→ Data

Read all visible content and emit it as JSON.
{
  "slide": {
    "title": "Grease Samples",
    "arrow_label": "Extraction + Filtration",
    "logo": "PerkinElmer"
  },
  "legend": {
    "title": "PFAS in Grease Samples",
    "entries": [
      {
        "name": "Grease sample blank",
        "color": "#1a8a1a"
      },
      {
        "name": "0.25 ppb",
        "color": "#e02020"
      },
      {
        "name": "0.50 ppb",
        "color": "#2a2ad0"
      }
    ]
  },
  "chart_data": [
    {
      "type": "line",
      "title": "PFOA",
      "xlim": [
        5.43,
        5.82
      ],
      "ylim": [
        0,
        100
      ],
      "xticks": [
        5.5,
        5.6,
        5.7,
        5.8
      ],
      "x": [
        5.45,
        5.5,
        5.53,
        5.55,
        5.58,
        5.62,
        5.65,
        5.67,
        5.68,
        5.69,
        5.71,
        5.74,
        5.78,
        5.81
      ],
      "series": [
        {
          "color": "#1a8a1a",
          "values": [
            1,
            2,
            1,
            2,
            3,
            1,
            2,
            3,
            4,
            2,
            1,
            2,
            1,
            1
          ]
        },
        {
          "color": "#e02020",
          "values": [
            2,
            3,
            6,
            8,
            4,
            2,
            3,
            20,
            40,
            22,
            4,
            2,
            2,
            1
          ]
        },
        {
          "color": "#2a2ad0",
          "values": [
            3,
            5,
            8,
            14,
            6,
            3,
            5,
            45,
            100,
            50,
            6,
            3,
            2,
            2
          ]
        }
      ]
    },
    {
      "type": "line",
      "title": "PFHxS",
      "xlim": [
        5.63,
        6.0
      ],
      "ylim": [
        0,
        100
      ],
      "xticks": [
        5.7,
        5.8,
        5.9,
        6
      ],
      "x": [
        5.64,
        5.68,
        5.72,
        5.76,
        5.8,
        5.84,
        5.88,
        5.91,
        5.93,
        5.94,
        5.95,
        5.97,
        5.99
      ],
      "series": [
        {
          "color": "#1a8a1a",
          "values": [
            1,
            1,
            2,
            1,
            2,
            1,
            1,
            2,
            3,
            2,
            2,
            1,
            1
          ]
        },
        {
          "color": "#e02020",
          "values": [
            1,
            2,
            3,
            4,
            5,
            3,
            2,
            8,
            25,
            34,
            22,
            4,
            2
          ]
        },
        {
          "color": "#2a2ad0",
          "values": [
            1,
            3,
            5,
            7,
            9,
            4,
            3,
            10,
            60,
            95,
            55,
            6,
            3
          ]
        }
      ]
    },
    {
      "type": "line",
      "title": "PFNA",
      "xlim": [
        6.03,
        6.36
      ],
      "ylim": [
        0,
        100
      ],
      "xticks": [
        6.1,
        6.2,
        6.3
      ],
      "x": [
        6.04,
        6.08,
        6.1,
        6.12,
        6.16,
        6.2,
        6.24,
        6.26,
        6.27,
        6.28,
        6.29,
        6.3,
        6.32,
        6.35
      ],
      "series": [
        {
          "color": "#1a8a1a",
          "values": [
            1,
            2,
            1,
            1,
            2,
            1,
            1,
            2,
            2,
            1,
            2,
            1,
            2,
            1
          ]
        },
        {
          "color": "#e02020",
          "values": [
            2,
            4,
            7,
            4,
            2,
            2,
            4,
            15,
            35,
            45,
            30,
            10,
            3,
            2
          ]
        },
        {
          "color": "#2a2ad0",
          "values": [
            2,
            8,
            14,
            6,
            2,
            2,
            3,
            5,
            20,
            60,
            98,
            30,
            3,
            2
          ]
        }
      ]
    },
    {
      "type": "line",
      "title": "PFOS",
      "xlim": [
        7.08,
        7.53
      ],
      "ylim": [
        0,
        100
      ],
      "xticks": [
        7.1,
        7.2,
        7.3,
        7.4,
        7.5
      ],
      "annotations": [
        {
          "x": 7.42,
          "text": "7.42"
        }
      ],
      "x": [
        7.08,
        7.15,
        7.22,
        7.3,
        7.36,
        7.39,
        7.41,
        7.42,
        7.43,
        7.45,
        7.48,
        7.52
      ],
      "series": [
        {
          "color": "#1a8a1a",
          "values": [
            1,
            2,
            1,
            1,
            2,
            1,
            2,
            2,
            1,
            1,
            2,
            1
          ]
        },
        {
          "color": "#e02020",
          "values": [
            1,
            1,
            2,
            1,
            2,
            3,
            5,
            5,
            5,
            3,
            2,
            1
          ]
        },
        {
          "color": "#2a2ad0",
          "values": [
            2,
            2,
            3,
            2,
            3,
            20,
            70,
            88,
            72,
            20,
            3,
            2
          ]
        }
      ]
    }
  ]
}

* * *

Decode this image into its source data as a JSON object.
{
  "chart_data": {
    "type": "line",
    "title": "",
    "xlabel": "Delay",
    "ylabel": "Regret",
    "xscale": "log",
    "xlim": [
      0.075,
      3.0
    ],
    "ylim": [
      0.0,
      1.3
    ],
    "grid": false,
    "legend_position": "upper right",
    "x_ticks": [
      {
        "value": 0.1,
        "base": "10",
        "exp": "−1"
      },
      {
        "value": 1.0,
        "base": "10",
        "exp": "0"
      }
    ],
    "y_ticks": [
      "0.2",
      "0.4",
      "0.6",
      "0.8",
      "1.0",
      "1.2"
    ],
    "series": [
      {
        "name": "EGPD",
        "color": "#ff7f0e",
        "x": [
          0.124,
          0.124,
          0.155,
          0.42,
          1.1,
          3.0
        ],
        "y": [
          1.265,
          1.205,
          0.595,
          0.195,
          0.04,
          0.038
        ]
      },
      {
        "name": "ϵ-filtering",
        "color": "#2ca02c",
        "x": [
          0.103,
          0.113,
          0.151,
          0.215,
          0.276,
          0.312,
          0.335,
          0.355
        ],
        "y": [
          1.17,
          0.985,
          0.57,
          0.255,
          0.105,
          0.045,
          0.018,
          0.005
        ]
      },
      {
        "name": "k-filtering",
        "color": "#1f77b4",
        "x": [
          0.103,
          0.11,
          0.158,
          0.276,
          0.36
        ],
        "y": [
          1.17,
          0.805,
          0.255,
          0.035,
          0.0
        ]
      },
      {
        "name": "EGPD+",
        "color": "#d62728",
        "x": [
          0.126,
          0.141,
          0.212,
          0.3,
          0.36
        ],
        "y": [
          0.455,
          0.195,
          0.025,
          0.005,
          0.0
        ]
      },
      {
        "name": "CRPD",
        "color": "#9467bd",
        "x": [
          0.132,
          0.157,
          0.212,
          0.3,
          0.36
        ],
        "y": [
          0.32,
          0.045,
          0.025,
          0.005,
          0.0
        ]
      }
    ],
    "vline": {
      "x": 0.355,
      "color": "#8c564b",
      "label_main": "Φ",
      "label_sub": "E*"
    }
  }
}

→ The task
Going through the entries above, report how many lines include the string "title". The number alone is the answer.

→ Exercise answer
7